## [To be done]
Every record here should be printed again exactly.

>>>

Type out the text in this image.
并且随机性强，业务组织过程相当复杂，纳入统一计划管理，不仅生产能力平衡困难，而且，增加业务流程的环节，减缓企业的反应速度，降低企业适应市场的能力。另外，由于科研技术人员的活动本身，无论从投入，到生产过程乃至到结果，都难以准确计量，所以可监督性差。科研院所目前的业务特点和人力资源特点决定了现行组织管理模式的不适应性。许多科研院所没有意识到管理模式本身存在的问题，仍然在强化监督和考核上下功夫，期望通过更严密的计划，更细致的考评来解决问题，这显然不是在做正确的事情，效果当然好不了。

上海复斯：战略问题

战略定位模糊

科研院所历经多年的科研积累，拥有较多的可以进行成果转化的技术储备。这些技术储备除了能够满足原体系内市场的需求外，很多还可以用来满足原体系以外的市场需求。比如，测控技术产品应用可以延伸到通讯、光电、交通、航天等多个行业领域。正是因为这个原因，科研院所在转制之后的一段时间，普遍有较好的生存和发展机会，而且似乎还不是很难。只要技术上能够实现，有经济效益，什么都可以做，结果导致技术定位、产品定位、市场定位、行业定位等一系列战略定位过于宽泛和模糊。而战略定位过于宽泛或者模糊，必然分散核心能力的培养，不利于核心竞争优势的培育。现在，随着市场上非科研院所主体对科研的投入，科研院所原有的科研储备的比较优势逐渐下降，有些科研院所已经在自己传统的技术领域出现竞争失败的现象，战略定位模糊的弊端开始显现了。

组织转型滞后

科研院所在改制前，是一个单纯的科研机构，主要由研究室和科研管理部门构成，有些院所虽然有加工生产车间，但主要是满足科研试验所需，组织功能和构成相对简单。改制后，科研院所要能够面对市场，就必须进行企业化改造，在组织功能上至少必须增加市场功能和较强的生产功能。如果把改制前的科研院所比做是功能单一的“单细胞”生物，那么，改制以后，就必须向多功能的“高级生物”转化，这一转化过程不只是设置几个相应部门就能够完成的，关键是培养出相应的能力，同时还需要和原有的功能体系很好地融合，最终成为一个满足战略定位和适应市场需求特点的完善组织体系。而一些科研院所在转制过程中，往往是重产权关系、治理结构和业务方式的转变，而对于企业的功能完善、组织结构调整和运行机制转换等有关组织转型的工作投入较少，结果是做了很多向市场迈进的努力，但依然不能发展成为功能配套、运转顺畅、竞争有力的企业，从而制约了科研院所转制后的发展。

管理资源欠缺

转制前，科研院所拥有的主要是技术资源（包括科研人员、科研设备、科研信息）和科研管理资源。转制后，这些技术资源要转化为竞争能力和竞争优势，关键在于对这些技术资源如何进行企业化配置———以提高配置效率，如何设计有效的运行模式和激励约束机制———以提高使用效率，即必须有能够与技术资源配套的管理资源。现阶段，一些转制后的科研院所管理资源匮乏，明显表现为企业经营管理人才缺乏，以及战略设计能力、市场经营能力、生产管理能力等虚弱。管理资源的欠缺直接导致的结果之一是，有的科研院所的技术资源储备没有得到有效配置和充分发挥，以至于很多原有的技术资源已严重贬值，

<<<

## [Final answer]
Type out the text in this image.
并且随机性强，业务组织过程相当复杂，纳入统一计划管理，不仅生产能力平衡困难，而且，增加业务流程的环节，减缓企业的反应速度，降低企业适应市场的能力。另外，由于科研技术人员的活动本身，无论从投入，到生产过程乃至到结果，都难以准确计量，所以可监督性差。科研院所目前的业务特点和人力资源特点决定了现行组织管理模式的不适应性。许多科研院所没有意识到管理模式本身存在的问题，仍然在强化监督和考核上下功夫，期望通过更严密的计划，更细致的考评来解决问题，这显然不是在做正确的事情，效果当然好不了。

上海复斯：战略问题

战略定位模糊

科研院所历经多年的科研积累，拥有较多的可以进行成果转化的技术储备。这些技术储备除了能够满足原体系内市场的需求外，很多还可以用来满足原体系以外的市场需求。比如，测控技术产品应用可以延伸到通讯、光电、交通、航天等多个行业领域。正是因为这个原因，科研院所在转制之后的一段时间，普遍有较好的生存和发展机会，而且似乎还不是很难。只要技术上能够实现，有经济效益，什么都可以做，结果导致技术定位、产品定位、市场定位、行业定位等一系列战略定位过于宽泛和模糊。而战略定位过于宽泛或者模糊，必然分散核心能力的培养，不利于核心竞争优势的培育。现在，随着市场上非科研院所主体对科研的投入，科研院所原有的科研储备的比较优势逐渐下降，有些科研院所已经在自己传统的技术领域出现竞争失败的现象，战略定位模糊的弊端开始显现了。

组织转型滞后

科研院所在改制前，是一个单纯的科研机构，主要由研究室和科研管理部门构成，有些院所虽然有加工生产车间，但主要是满足科研试验所需，组织功能和构成相对简单。改制后，科研院所要能够面对市场，就必须进行企业化改造，在组织功能上至少必须增加市场功能和较强的生产功能。如果把改制前的科研院所比做是功能单一的“单细胞”生物，那么，改制以后，就必须向多功能的“高级生物”转化，这一转化过程不只是设置几个相应部门就能够完成的，关键是培养出相应的能力，同时还需要和原有的功能体系很好地融合，最终成为一个满足战略定位和适应市场需求特点的完善组织体系。而一些科研院所在转制过程中，往往是重产权关系、治理结构和业务方式的转变，而对于企业的功能完善、组织结构调整和运行机制转换等有关组织转型的工作投入较少，结果是做了很多向市场迈进的努力，但依然不能发展成为功能配套、运转顺畅、竞争有力的企业，从而制约了科研院所转制后的发展。

管理资源欠缺

转制前，科研院所拥有的主要是技术资源（包括科研人员、科研设备、科研信息）和科研管理资源。转制后，这些技术资源要转化为竞争能力和竞争优势，关键在于对这些技术资源如何进行企业化配置———以提高配置效率，如何设计有效的运行模式和激励约束机制———以提高使用效率，即必须有能够与技术资源配套的管理资源。现阶段，一些转制后的科研院所管理资源匮乏，明显表现为企业经营管理人才缺乏，以及战略设计能力、市场经营能力、生产管理能力等虚弱。管理资源的欠缺直接导致的结果之一是，有的科研院所的技术资源储备没有得到有效配置和充分发挥，以至于很多原有的技术资源已严重贬值，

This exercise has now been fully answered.